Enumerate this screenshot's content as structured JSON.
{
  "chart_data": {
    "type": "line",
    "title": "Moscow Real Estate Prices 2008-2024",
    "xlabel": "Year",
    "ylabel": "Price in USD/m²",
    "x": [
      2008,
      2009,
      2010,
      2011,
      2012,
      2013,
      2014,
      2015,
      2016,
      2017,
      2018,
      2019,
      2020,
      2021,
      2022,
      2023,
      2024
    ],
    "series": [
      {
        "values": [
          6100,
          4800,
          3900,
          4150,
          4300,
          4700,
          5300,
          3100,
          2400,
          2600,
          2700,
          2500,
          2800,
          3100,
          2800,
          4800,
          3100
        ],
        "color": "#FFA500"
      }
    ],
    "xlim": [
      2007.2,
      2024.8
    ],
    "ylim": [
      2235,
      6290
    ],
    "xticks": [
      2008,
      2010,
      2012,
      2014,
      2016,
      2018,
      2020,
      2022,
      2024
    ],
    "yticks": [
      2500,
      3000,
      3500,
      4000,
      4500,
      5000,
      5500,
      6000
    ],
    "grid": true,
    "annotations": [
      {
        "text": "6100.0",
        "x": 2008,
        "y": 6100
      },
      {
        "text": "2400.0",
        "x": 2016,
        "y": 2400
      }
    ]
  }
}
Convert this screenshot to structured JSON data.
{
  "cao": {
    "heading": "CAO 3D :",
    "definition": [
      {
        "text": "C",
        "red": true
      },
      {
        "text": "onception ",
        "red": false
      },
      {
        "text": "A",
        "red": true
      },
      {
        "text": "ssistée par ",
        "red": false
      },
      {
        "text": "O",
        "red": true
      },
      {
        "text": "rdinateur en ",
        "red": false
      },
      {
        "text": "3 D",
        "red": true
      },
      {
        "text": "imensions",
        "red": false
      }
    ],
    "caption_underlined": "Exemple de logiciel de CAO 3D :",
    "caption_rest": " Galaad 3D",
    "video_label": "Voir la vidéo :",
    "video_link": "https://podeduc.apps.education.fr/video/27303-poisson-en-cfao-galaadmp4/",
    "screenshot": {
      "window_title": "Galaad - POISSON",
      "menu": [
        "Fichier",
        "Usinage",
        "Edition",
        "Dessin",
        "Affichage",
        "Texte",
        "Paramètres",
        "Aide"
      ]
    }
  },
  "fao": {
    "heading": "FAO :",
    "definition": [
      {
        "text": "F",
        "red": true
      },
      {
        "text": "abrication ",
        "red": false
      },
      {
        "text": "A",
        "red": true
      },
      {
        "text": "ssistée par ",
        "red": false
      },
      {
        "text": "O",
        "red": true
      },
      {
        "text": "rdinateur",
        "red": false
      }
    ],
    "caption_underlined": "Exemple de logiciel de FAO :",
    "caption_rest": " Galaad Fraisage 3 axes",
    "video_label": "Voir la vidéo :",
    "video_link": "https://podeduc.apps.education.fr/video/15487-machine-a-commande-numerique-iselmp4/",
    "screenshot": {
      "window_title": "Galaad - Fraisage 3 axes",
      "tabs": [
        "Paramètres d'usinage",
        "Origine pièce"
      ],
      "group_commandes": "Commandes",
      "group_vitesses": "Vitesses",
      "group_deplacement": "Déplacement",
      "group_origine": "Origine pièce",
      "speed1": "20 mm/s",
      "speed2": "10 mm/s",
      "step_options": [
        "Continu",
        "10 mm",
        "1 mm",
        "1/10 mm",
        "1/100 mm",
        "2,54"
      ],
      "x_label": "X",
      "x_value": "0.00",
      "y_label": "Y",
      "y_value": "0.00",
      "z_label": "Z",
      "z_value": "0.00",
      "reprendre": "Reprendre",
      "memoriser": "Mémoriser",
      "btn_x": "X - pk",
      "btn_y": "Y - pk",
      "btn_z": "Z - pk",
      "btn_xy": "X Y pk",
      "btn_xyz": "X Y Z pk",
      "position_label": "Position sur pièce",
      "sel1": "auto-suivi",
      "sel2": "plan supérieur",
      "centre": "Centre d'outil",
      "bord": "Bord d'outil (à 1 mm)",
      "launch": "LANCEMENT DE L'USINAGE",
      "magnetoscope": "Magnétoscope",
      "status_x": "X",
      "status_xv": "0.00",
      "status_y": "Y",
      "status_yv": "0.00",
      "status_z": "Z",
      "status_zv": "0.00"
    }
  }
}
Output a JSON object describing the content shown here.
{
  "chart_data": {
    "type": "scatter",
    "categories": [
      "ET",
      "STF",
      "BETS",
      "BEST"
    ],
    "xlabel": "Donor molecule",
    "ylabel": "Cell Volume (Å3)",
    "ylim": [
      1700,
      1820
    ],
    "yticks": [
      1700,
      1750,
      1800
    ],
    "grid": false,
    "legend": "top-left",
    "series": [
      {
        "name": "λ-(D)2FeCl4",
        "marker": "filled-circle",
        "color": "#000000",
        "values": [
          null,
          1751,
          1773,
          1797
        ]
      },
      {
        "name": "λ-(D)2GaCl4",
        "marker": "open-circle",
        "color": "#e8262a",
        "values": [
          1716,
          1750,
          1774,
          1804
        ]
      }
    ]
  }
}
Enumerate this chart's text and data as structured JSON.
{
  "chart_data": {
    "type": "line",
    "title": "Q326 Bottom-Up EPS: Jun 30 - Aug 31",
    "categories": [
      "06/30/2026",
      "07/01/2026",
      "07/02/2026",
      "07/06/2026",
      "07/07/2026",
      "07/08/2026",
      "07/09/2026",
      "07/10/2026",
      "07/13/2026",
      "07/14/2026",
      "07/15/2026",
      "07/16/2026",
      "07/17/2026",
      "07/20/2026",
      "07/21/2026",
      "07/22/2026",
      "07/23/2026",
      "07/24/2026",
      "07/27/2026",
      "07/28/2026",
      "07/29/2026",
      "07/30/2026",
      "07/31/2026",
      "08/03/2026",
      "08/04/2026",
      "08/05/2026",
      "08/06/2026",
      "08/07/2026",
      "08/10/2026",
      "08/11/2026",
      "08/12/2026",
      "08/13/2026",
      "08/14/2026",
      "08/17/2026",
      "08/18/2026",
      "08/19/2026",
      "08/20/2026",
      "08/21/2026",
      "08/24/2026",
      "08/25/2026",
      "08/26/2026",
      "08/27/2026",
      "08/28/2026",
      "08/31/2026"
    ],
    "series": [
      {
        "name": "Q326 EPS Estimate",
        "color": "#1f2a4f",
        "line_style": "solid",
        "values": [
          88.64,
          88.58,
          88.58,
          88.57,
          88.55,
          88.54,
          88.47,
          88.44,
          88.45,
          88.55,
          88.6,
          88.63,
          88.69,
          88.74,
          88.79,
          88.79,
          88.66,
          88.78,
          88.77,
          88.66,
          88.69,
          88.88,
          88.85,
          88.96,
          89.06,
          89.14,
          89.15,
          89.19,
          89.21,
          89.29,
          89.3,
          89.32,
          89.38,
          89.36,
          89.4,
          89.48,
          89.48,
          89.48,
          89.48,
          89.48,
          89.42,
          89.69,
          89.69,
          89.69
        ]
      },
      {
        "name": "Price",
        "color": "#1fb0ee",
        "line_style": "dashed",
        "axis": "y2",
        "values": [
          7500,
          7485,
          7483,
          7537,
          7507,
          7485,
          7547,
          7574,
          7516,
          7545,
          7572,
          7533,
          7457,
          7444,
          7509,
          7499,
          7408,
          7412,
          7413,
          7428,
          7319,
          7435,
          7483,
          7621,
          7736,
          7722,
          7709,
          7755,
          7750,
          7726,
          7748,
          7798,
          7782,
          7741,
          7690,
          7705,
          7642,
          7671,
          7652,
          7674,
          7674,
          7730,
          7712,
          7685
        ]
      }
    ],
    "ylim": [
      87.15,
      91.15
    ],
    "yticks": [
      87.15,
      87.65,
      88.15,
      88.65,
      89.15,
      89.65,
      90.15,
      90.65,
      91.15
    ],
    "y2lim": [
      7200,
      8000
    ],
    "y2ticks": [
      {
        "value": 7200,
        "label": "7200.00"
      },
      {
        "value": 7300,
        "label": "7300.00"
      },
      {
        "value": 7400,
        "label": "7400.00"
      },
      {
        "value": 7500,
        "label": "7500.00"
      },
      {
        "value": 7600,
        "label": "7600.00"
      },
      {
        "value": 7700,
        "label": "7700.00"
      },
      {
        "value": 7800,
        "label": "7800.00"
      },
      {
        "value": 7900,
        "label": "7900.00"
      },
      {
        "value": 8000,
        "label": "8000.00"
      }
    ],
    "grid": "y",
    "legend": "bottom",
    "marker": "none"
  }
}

____________________

▸ **Written instruction**:
Which lines contain "circle"? Show each of them.

▸ **In response**:
        "marker": "filled-circle",
        "marker": "open-circle",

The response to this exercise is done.